» **EXERCISE DESCRIPTION**:
Filter the records below down to lines containing "this".

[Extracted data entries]
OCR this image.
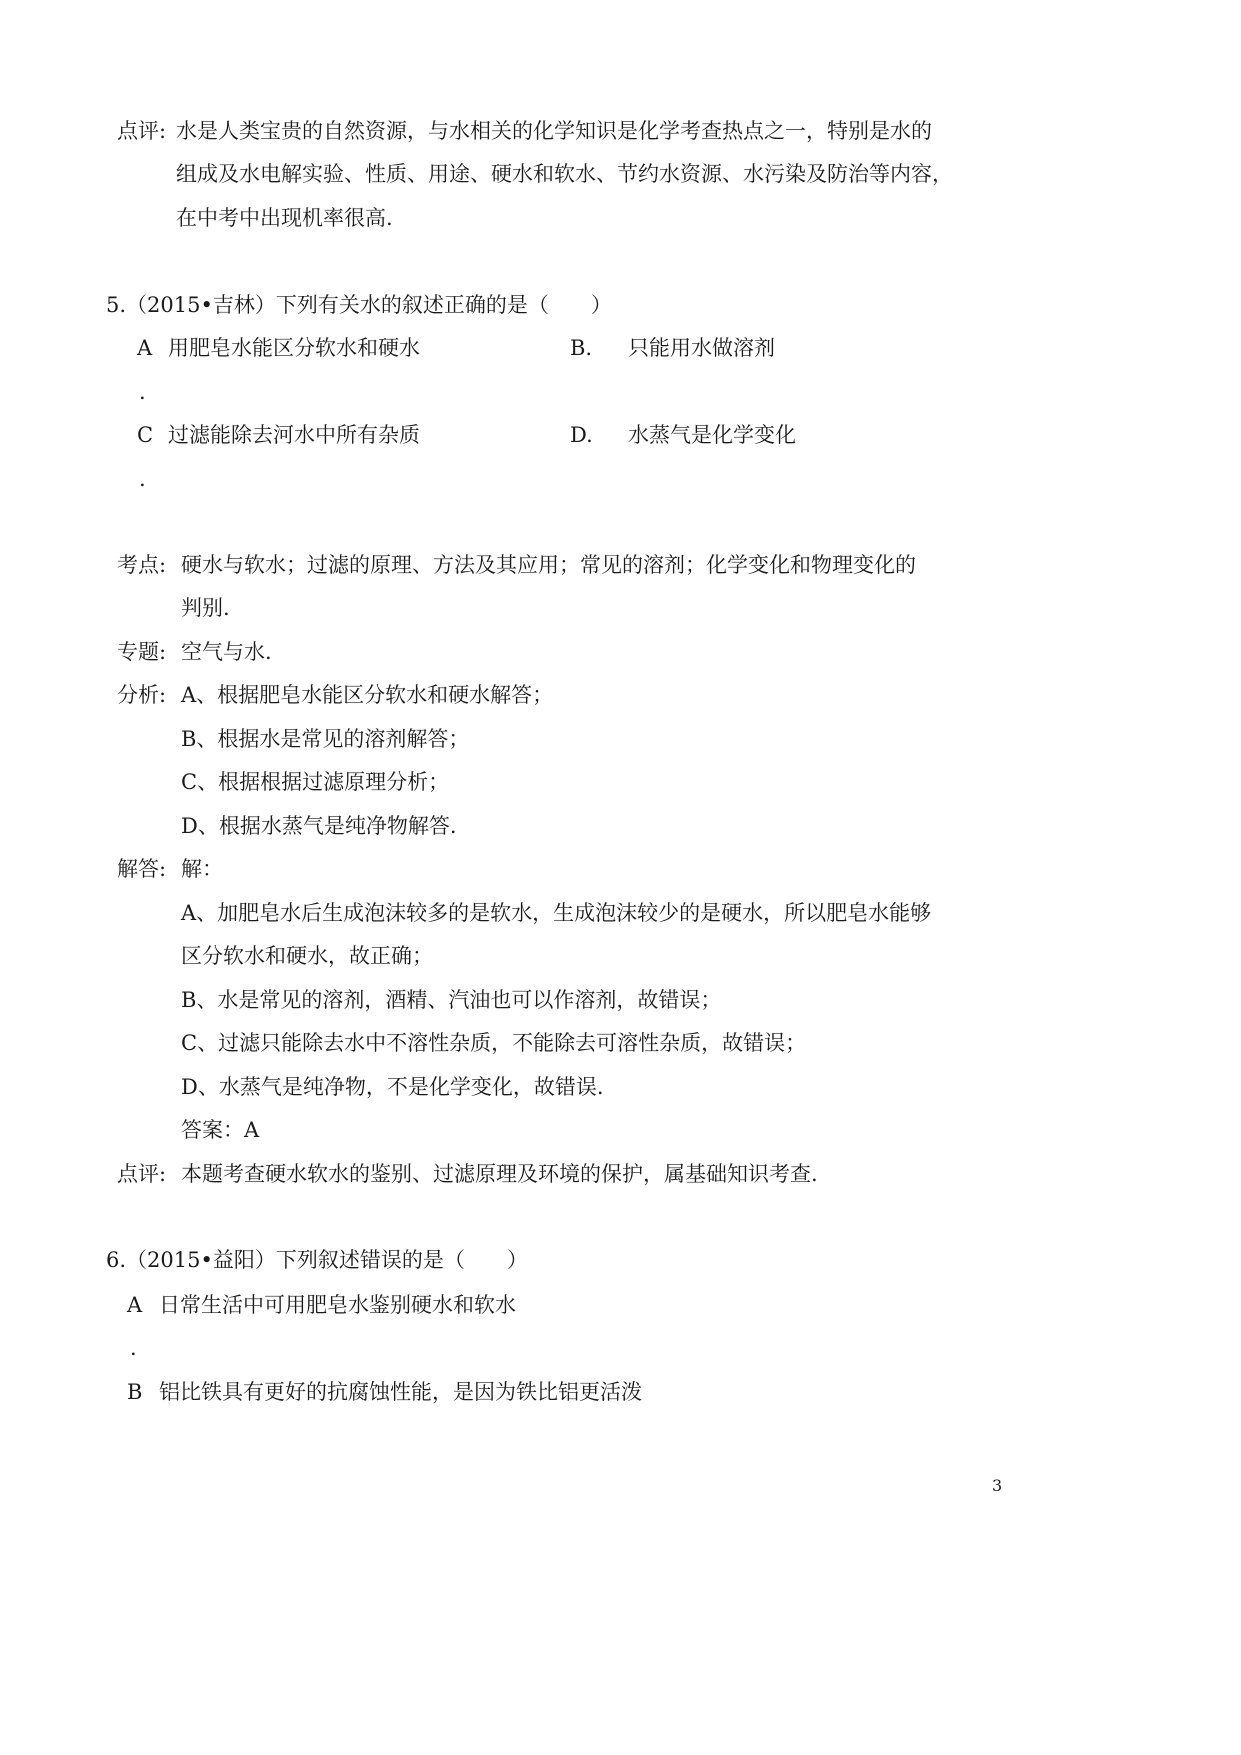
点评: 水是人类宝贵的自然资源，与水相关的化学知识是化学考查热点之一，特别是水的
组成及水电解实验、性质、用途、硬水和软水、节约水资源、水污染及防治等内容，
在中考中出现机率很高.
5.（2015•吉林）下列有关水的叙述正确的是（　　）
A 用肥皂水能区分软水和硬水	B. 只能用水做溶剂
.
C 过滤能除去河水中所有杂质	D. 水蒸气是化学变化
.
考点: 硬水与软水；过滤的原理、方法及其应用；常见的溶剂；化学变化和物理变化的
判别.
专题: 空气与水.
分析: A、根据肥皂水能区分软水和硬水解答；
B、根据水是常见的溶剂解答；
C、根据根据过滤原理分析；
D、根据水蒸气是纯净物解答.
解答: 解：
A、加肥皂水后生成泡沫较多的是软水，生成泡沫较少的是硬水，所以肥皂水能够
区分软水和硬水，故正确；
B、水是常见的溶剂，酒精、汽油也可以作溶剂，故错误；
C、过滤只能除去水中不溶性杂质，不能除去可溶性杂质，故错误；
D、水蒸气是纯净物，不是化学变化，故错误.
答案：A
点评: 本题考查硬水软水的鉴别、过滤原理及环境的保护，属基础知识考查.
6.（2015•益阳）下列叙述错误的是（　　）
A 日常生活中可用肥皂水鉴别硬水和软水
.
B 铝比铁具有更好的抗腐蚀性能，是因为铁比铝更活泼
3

---

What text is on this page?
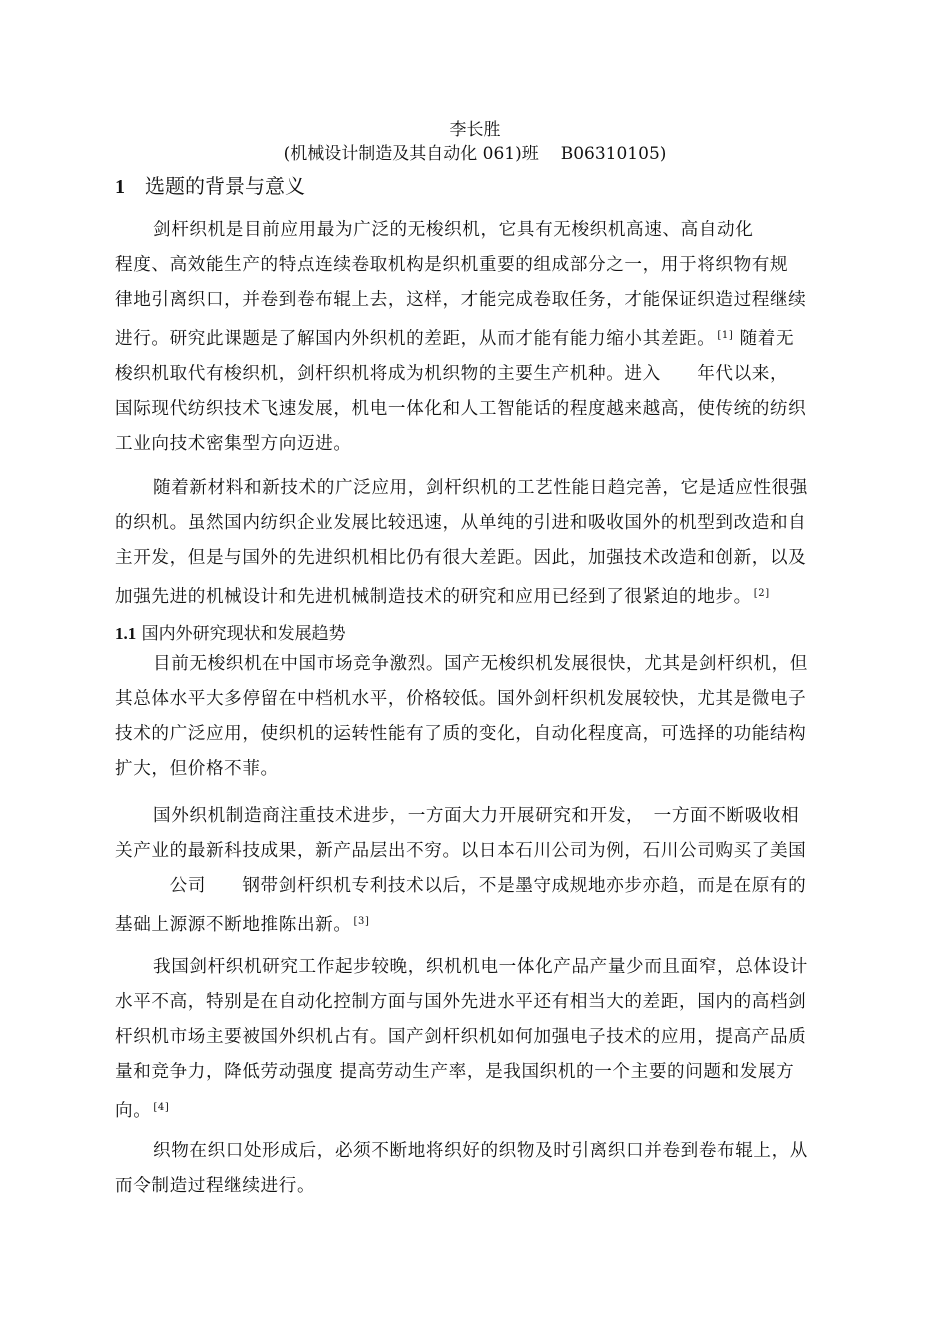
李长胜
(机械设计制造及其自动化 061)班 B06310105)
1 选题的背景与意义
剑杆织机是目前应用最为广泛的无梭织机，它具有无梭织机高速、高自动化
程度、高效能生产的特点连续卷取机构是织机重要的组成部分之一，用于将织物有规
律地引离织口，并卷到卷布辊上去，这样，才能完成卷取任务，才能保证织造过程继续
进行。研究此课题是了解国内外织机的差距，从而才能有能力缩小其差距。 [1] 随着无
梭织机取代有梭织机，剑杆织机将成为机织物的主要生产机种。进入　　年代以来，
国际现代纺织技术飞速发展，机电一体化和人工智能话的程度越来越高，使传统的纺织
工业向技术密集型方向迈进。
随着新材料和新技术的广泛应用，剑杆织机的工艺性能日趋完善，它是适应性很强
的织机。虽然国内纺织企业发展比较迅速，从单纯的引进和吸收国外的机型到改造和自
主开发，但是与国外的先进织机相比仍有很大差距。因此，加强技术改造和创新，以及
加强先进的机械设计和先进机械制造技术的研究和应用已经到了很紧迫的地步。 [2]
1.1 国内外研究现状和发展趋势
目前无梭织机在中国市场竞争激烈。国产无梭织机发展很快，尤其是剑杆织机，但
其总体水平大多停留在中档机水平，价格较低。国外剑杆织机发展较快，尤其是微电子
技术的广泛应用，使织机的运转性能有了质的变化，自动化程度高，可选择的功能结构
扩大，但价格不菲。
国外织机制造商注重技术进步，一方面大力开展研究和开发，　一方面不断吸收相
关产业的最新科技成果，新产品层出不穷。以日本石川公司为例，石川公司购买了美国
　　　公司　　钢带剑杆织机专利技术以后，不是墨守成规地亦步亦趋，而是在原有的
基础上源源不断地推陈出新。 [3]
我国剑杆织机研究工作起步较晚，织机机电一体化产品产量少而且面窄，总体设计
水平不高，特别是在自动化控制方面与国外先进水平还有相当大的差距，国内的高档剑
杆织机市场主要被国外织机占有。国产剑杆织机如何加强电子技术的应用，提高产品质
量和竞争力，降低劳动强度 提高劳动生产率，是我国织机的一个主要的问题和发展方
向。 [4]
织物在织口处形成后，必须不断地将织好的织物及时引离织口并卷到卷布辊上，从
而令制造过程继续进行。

==

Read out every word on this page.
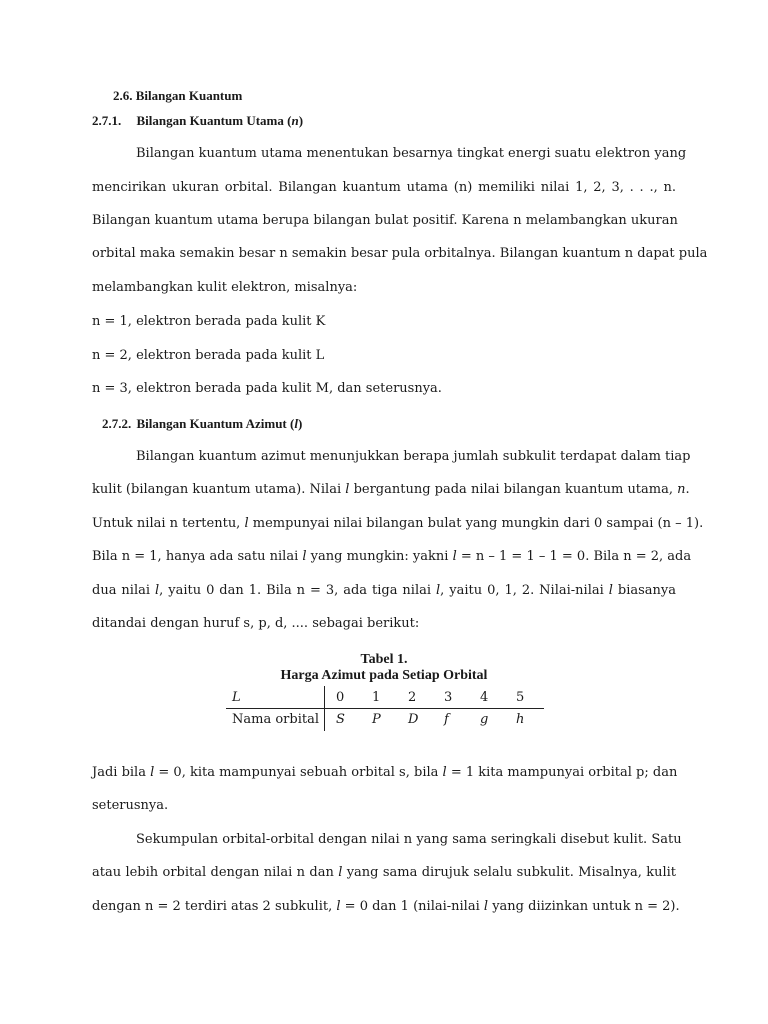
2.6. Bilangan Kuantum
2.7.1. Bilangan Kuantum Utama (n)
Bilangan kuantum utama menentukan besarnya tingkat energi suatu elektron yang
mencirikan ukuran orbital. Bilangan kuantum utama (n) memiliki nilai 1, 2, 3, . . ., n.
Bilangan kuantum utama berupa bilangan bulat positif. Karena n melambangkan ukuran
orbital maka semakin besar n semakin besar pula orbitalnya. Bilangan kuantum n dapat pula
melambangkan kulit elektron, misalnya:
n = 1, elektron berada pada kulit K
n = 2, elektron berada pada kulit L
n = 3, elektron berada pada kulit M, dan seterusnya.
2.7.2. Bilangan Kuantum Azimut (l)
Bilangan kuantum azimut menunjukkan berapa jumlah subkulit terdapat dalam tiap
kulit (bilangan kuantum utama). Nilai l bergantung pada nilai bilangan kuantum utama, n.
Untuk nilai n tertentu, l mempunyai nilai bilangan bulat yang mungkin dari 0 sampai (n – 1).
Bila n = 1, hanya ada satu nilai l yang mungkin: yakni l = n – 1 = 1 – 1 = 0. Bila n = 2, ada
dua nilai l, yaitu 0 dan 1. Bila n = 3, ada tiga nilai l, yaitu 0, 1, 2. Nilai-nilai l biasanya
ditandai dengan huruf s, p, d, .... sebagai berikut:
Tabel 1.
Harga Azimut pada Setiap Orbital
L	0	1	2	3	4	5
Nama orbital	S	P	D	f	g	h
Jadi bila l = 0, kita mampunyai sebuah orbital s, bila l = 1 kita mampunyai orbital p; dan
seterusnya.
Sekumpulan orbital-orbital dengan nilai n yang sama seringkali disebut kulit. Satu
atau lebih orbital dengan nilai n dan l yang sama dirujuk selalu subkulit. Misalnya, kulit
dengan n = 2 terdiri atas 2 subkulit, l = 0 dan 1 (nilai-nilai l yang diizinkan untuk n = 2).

» **TASK ANSWER**:
OCR this image.
What text is on this page?
Read out every word on this page.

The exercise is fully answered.